**Set task**
Search the material below for the string "houses" and extract each line that has it.

**Dataset entries on figures**
□ □ □ □

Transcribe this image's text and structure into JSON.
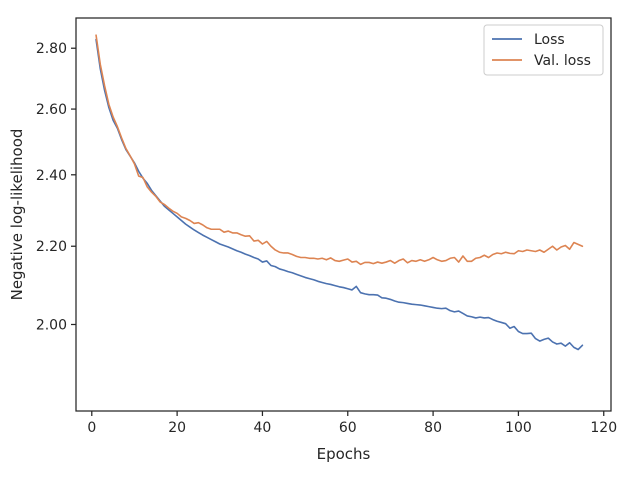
{
  "chart_data": {
    "type": "line",
    "title": "",
    "xlabel": "Epochs",
    "ylabel": "Negative log-likelihood",
    "xlim": [
      -3.7,
      121.7
    ],
    "ylim": [
      1.8,
      2.905
    ],
    "y_scale": "log",
    "x_ticks": [
      0,
      20,
      40,
      60,
      80,
      100,
      120
    ],
    "x_tick_labels": [
      "0",
      "20",
      "40",
      "60",
      "80",
      "100",
      "120"
    ],
    "y_ticks": [
      2.0,
      2.2,
      2.4,
      2.6,
      2.8
    ],
    "y_tick_labels": [
      "2.00",
      "2.20",
      "2.40",
      "2.60",
      "2.80"
    ],
    "grid": false,
    "legend_position": "top-right",
    "series": [
      {
        "name": "Loss",
        "color": "#4c72b0",
        "x_start": 1,
        "values": [
          2.83,
          2.73,
          2.66,
          2.605,
          2.565,
          2.54,
          2.505,
          2.475,
          2.455,
          2.435,
          2.41,
          2.39,
          2.375,
          2.355,
          2.34,
          2.325,
          2.31,
          2.3,
          2.29,
          2.28,
          2.27,
          2.26,
          2.252,
          2.244,
          2.237,
          2.23,
          2.224,
          2.218,
          2.212,
          2.206,
          2.202,
          2.198,
          2.193,
          2.188,
          2.184,
          2.179,
          2.175,
          2.17,
          2.166,
          2.158,
          2.161,
          2.149,
          2.146,
          2.14,
          2.137,
          2.133,
          2.13,
          2.126,
          2.122,
          2.118,
          2.115,
          2.112,
          2.108,
          2.105,
          2.102,
          2.1,
          2.097,
          2.094,
          2.092,
          2.089,
          2.086,
          2.095,
          2.079,
          2.076,
          2.074,
          2.074,
          2.073,
          2.066,
          2.065,
          2.062,
          2.058,
          2.055,
          2.054,
          2.052,
          2.05,
          2.049,
          2.048,
          2.046,
          2.044,
          2.042,
          2.04,
          2.039,
          2.04,
          2.034,
          2.031,
          2.033,
          2.027,
          2.021,
          2.019,
          2.016,
          2.018,
          2.016,
          2.017,
          2.012,
          2.008,
          2.005,
          2.002,
          1.991,
          1.995,
          1.983,
          1.978,
          1.978,
          1.979,
          1.966,
          1.96,
          1.964,
          1.967,
          1.958,
          1.953,
          1.955,
          1.948,
          1.956,
          1.945,
          1.94,
          1.95
        ]
      },
      {
        "name": "Val. loss",
        "color": "#dd8452",
        "x_start": 1,
        "values": [
          2.845,
          2.745,
          2.675,
          2.615,
          2.575,
          2.545,
          2.51,
          2.478,
          2.456,
          2.432,
          2.396,
          2.392,
          2.365,
          2.35,
          2.338,
          2.322,
          2.315,
          2.305,
          2.296,
          2.29,
          2.28,
          2.276,
          2.27,
          2.262,
          2.264,
          2.258,
          2.25,
          2.246,
          2.246,
          2.246,
          2.238,
          2.241,
          2.236,
          2.236,
          2.231,
          2.227,
          2.228,
          2.214,
          2.216,
          2.206,
          2.213,
          2.2,
          2.19,
          2.184,
          2.182,
          2.182,
          2.178,
          2.173,
          2.17,
          2.17,
          2.168,
          2.168,
          2.166,
          2.168,
          2.164,
          2.169,
          2.162,
          2.16,
          2.163,
          2.166,
          2.158,
          2.16,
          2.152,
          2.157,
          2.157,
          2.154,
          2.158,
          2.155,
          2.158,
          2.162,
          2.155,
          2.162,
          2.166,
          2.156,
          2.162,
          2.16,
          2.164,
          2.16,
          2.164,
          2.17,
          2.164,
          2.16,
          2.162,
          2.168,
          2.17,
          2.158,
          2.174,
          2.16,
          2.16,
          2.168,
          2.17,
          2.176,
          2.17,
          2.178,
          2.182,
          2.18,
          2.184,
          2.181,
          2.18,
          2.188,
          2.186,
          2.19,
          2.188,
          2.186,
          2.19,
          2.184,
          2.192,
          2.2,
          2.19,
          2.198,
          2.202,
          2.192,
          2.21,
          2.205,
          2.2
        ]
      }
    ]
  }
}
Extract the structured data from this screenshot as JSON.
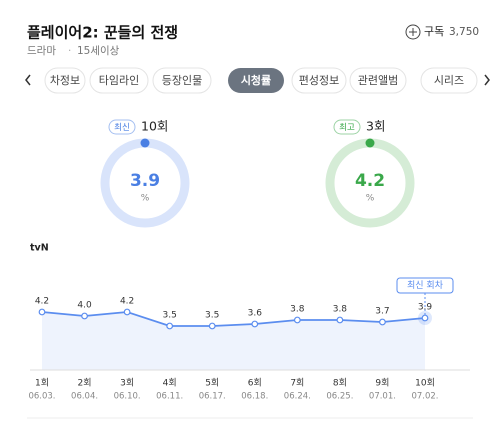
{
  "header": {
    "title": "플레이어2: 꾼들의 전쟁",
    "genre": "드라마",
    "age": "15세이상",
    "subscribe": "구독",
    "subscribers": "3,750"
  },
  "tabs": [
    "차정보",
    "타임라인",
    "등장인물",
    "시청률",
    "편성정보",
    "관련앨범",
    "시리즈"
  ],
  "gauges": [
    {
      "badge": "최신",
      "episode": "10회",
      "value": 3.9,
      "unit": "%",
      "color": "#4a7fe3",
      "track": "#d9e4fb"
    },
    {
      "badge": "최고",
      "episode": "3회",
      "value": 4.2,
      "unit": "%",
      "color": "#3aa84a",
      "track": "#d5ecd6"
    }
  ],
  "chart_data": {
    "type": "line",
    "channel": "tvN",
    "annotation": "최신 회차",
    "categories": [
      "1회",
      "2회",
      "3회",
      "4회",
      "5회",
      "6회",
      "7회",
      "8회",
      "9회",
      "10회"
    ],
    "dates": [
      "06.03.",
      "06.04.",
      "06.10.",
      "06.11.",
      "06.17.",
      "06.18.",
      "06.24.",
      "06.25.",
      "07.01.",
      "07.02."
    ],
    "series": [
      {
        "color": "#5b8def",
        "values": [
          4.2,
          4.0,
          4.2,
          3.5,
          3.5,
          3.6,
          3.8,
          3.8,
          3.7,
          3.9
        ],
        "value_labels": [
          "4.2",
          "4.0",
          "4.2",
          "3.5",
          "3.5",
          "3.6",
          "3.8",
          "3.8",
          "3.7",
          "3.9"
        ]
      }
    ]
  }
}
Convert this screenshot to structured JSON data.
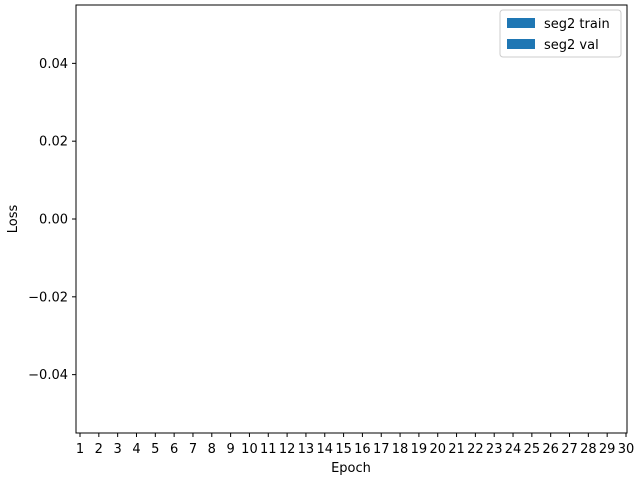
{
  "chart_data": {
    "type": "bar",
    "xlabel": "Epoch",
    "ylabel": "Loss",
    "categories": [
      "1",
      "2",
      "3",
      "4",
      "5",
      "6",
      "7",
      "8",
      "9",
      "10",
      "11",
      "12",
      "13",
      "14",
      "15",
      "16",
      "17",
      "18",
      "19",
      "20",
      "21",
      "22",
      "23",
      "24",
      "25",
      "26",
      "27",
      "28",
      "29",
      "30"
    ],
    "series": [
      {
        "name": "seg2 train",
        "values": [
          0,
          0,
          0,
          0,
          0,
          0,
          0,
          0,
          0,
          0,
          0,
          0,
          0,
          0,
          0,
          0,
          0,
          0,
          0,
          0,
          0,
          0,
          0,
          0,
          0,
          0,
          0,
          0,
          0,
          0
        ],
        "color": "#1f77b4"
      },
      {
        "name": "seg2 val",
        "values": [
          0,
          0,
          0,
          0,
          0,
          0,
          0,
          0,
          0,
          0,
          0,
          0,
          0,
          0,
          0,
          0,
          0,
          0,
          0,
          0,
          0,
          0,
          0,
          0,
          0,
          0,
          0,
          0,
          0,
          0
        ],
        "color": "#1f77b4"
      }
    ],
    "yticks": [
      "0.04",
      "0.02",
      "0.00",
      "−0.02",
      "−0.04"
    ],
    "ytick_values": [
      0.04,
      0.02,
      0.0,
      -0.02,
      -0.04
    ],
    "ylim": [
      -0.055,
      0.055
    ],
    "legend_position": "top-right",
    "grid": false
  }
}
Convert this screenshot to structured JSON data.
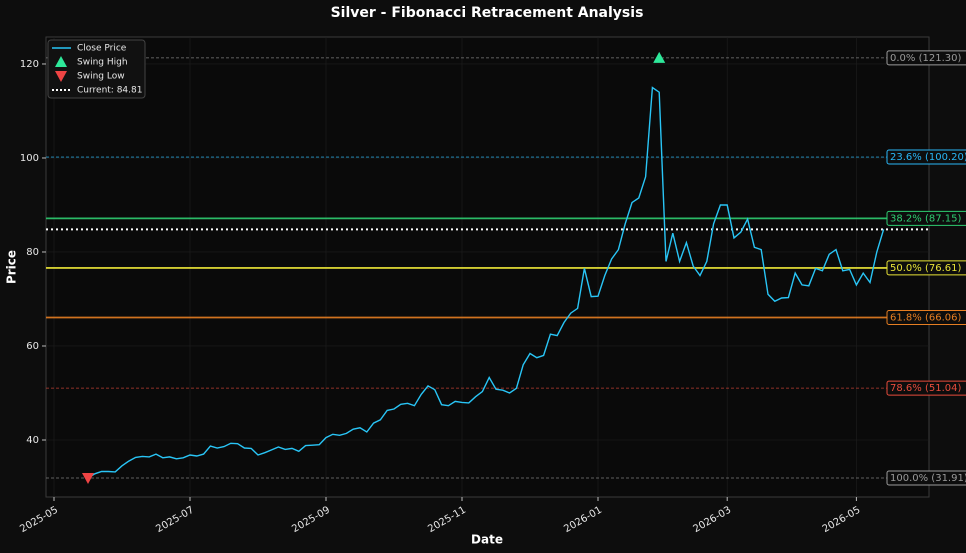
{
  "chart_data": {
    "type": "line",
    "title": "Silver - Fibonacci Retracement Analysis",
    "x_label": "Date",
    "y_label": "Price",
    "categories": [
      "2025-05",
      null,
      null,
      null,
      null,
      null,
      null,
      null,
      null,
      null,
      null,
      null,
      null,
      null,
      null,
      null,
      null,
      null,
      null,
      null,
      "2025-07",
      null,
      null,
      null,
      null,
      null,
      null,
      null,
      null,
      null,
      null,
      null,
      null,
      null,
      null,
      null,
      null,
      null,
      null,
      null,
      "2025-09",
      null,
      null,
      null,
      null,
      null,
      null,
      null,
      null,
      null,
      null,
      null,
      null,
      null,
      null,
      null,
      null,
      null,
      null,
      null,
      "2025-11",
      null,
      null,
      null,
      null,
      null,
      null,
      null,
      null,
      null,
      null,
      null,
      null,
      null,
      null,
      null,
      null,
      null,
      null,
      null,
      "2026-01",
      null,
      null,
      null,
      null,
      null,
      null,
      null,
      null,
      null,
      null,
      null,
      null,
      null,
      null,
      null,
      null,
      null,
      null,
      "2026-03",
      null,
      null,
      null,
      null,
      null,
      null,
      null,
      null,
      null,
      null,
      null,
      null,
      null,
      null,
      null,
      null,
      null,
      null,
      "2026-05",
      null,
      null,
      null,
      null
    ],
    "series": [
      {
        "name": "Close Price",
        "color": "#29c5f6",
        "values": [
          null,
          null,
          null,
          null,
          null,
          31.91,
          32.8,
          33.3,
          33.3,
          33.2,
          34.5,
          35.5,
          36.3,
          36.5,
          36.4,
          37.0,
          36.2,
          36.4,
          36.0,
          36.2,
          36.8,
          36.6,
          37.0,
          38.7,
          38.3,
          38.6,
          39.3,
          39.2,
          38.3,
          38.2,
          36.8,
          37.3,
          37.9,
          38.5,
          38.0,
          38.2,
          37.6,
          38.8,
          38.9,
          39.0,
          40.5,
          41.2,
          41.0,
          41.4,
          42.3,
          42.6,
          41.7,
          43.6,
          44.3,
          46.3,
          46.6,
          47.6,
          47.8,
          47.3,
          49.7,
          51.5,
          50.7,
          47.5,
          47.3,
          48.2,
          48.0,
          47.9,
          49.2,
          50.3,
          53.3,
          50.8,
          50.6,
          50.0,
          51.0,
          56.0,
          58.4,
          57.5,
          58.0,
          62.5,
          62.2,
          65.0,
          67.0,
          68.0,
          76.5,
          70.5,
          70.6,
          75.0,
          78.5,
          80.5,
          86.0,
          90.5,
          91.5,
          96.0,
          115.0,
          114.0,
          78.0,
          84.0,
          78.0,
          82.0,
          77.0,
          75.0,
          78.0,
          86.0,
          90.0,
          90.0,
          83.0,
          84.2,
          87.0,
          81.0,
          80.5,
          71.0,
          69.5,
          70.2,
          70.3,
          75.5,
          73.0,
          72.8,
          76.5,
          76.0,
          79.5,
          80.5,
          76.0,
          76.3,
          73.0,
          75.5,
          73.5,
          80.0,
          84.81
        ]
      },
      {
        "name": "Swing High",
        "color": "#2ee89a",
        "marker": "up",
        "values": [
          null,
          null,
          null,
          null,
          null,
          null,
          null,
          null,
          null,
          null,
          null,
          null,
          null,
          null,
          null,
          null,
          null,
          null,
          null,
          null,
          null,
          null,
          null,
          null,
          null,
          null,
          null,
          null,
          null,
          null,
          null,
          null,
          null,
          null,
          null,
          null,
          null,
          null,
          null,
          null,
          null,
          null,
          null,
          null,
          null,
          null,
          null,
          null,
          null,
          null,
          null,
          null,
          null,
          null,
          null,
          null,
          null,
          null,
          null,
          null,
          null,
          null,
          null,
          null,
          null,
          null,
          null,
          null,
          null,
          null,
          null,
          null,
          null,
          null,
          null,
          null,
          null,
          null,
          null,
          null,
          null,
          null,
          null,
          null,
          null,
          null,
          null,
          null,
          null,
          121.3,
          null,
          null,
          null,
          null,
          null,
          null,
          null,
          null,
          null,
          null,
          null,
          null,
          null,
          null,
          null,
          null,
          null,
          null,
          null,
          null,
          null,
          null,
          null,
          null,
          null,
          null,
          null,
          null,
          null,
          null,
          null,
          null,
          null
        ]
      },
      {
        "name": "Swing Low",
        "color": "#ef4444",
        "marker": "down",
        "values": [
          null,
          null,
          null,
          null,
          null,
          31.91,
          null,
          null,
          null,
          null,
          null,
          null,
          null,
          null,
          null,
          null,
          null,
          null,
          null,
          null,
          null,
          null,
          null,
          null,
          null,
          null,
          null,
          null,
          null,
          null,
          null,
          null,
          null,
          null,
          null,
          null,
          null,
          null,
          null,
          null,
          null,
          null,
          null,
          null,
          null,
          null,
          null,
          null,
          null,
          null,
          null,
          null,
          null,
          null,
          null,
          null,
          null,
          null,
          null,
          null,
          null,
          null,
          null,
          null,
          null,
          null,
          null,
          null,
          null,
          null,
          null,
          null,
          null,
          null,
          null,
          null,
          null,
          null,
          null,
          null,
          null,
          null,
          null,
          null,
          null,
          null,
          null,
          null,
          null,
          null,
          null,
          null,
          null,
          null,
          null,
          null,
          null,
          null,
          null,
          null,
          null,
          null,
          null,
          null,
          null,
          null,
          null,
          null,
          null,
          null,
          null,
          null,
          null,
          null,
          null,
          null,
          null,
          null,
          null,
          null,
          null,
          null,
          null
        ]
      }
    ],
    "current": {
      "value": 84.81,
      "label": "Current: 84.81",
      "color": "#ffffff"
    },
    "levels": [
      {
        "value": 121.3,
        "label": "0.0% (121.30)",
        "color": "#9a9a9a",
        "style": "dashed"
      },
      {
        "value": 100.2,
        "label": "23.6% (100.20)",
        "color": "#29b6f6",
        "style": "dashed"
      },
      {
        "value": 87.15,
        "label": "38.2% (87.15)",
        "color": "#2ecc71",
        "style": "solid"
      },
      {
        "value": 76.61,
        "label": "50.0% (76.61)",
        "color": "#e8e337",
        "style": "solid"
      },
      {
        "value": 66.06,
        "label": "61.8% (66.06)",
        "color": "#e67e22",
        "style": "solid"
      },
      {
        "value": 51.04,
        "label": "78.6% (51.04)",
        "color": "#e74c3c",
        "style": "dashed"
      },
      {
        "value": 31.91,
        "label": "100.0% (31.91)",
        "color": "#9a9a9a",
        "style": "dashed"
      }
    ],
    "ylim": [
      27.87,
      125.74
    ],
    "yticks": [
      40,
      60,
      80,
      100,
      120
    ],
    "grid": true
  }
}
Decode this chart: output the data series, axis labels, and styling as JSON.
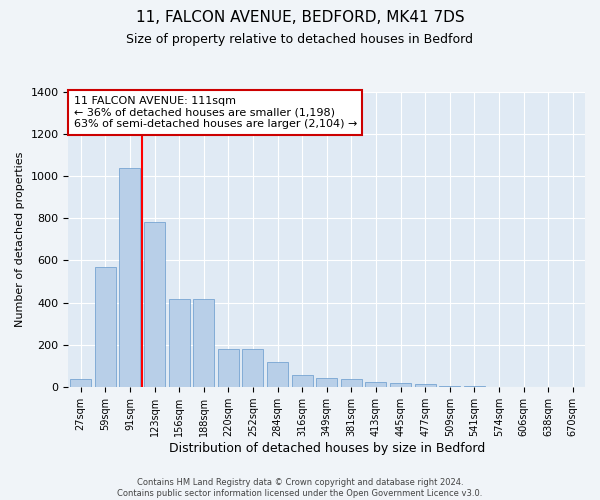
{
  "title1": "11, FALCON AVENUE, BEDFORD, MK41 7DS",
  "title2": "Size of property relative to detached houses in Bedford",
  "xlabel": "Distribution of detached houses by size in Bedford",
  "ylabel": "Number of detached properties",
  "annotation_line1": "11 FALCON AVENUE: 111sqm",
  "annotation_line2": "← 36% of detached houses are smaller (1,198)",
  "annotation_line3": "63% of semi-detached houses are larger (2,104) →",
  "footer1": "Contains HM Land Registry data © Crown copyright and database right 2024.",
  "footer2": "Contains public sector information licensed under the Open Government Licence v3.0.",
  "bar_labels": [
    "27sqm",
    "59sqm",
    "91sqm",
    "123sqm",
    "156sqm",
    "188sqm",
    "220sqm",
    "252sqm",
    "284sqm",
    "316sqm",
    "349sqm",
    "381sqm",
    "413sqm",
    "445sqm",
    "477sqm",
    "509sqm",
    "541sqm",
    "574sqm",
    "606sqm",
    "638sqm",
    "670sqm"
  ],
  "bar_values": [
    40,
    570,
    1040,
    780,
    420,
    420,
    180,
    180,
    120,
    60,
    45,
    40,
    25,
    20,
    15,
    8,
    4,
    0,
    0,
    0,
    0
  ],
  "bar_color": "#b8cfe8",
  "bar_edgecolor": "#6699cc",
  "red_line_index": 2.5,
  "ylim": [
    0,
    1400
  ],
  "yticks": [
    0,
    200,
    400,
    600,
    800,
    1000,
    1200,
    1400
  ],
  "bg_color": "#f0f4f8",
  "plot_bg_color": "#e0eaf4",
  "title1_fontsize": 11,
  "title2_fontsize": 9,
  "ylabel_fontsize": 8,
  "xlabel_fontsize": 9,
  "annotation_fontsize": 8,
  "annotation_box_color": "#ffffff",
  "annotation_box_edgecolor": "#cc0000",
  "footer_fontsize": 6,
  "tick_fontsize": 7,
  "ytick_fontsize": 8
}
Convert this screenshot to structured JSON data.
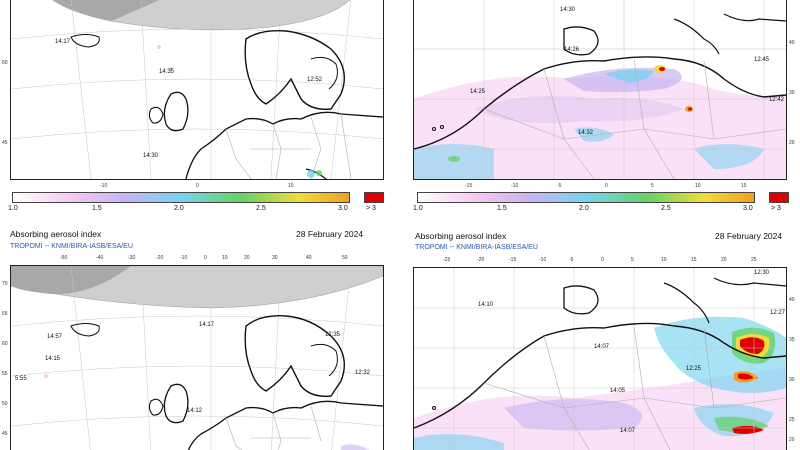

□ □ □ □

**Result for this exercise**
  "title2": "Size of property relative to detached houses in Bedford",
  "xlabel": "Distribution of detached houses by size in Bedford",
  "annotation_line2": "← 36% of detached houses are smaller (1,198)",
  "annotation_line3": "63% of semi-detached houses are larger (2,104) →",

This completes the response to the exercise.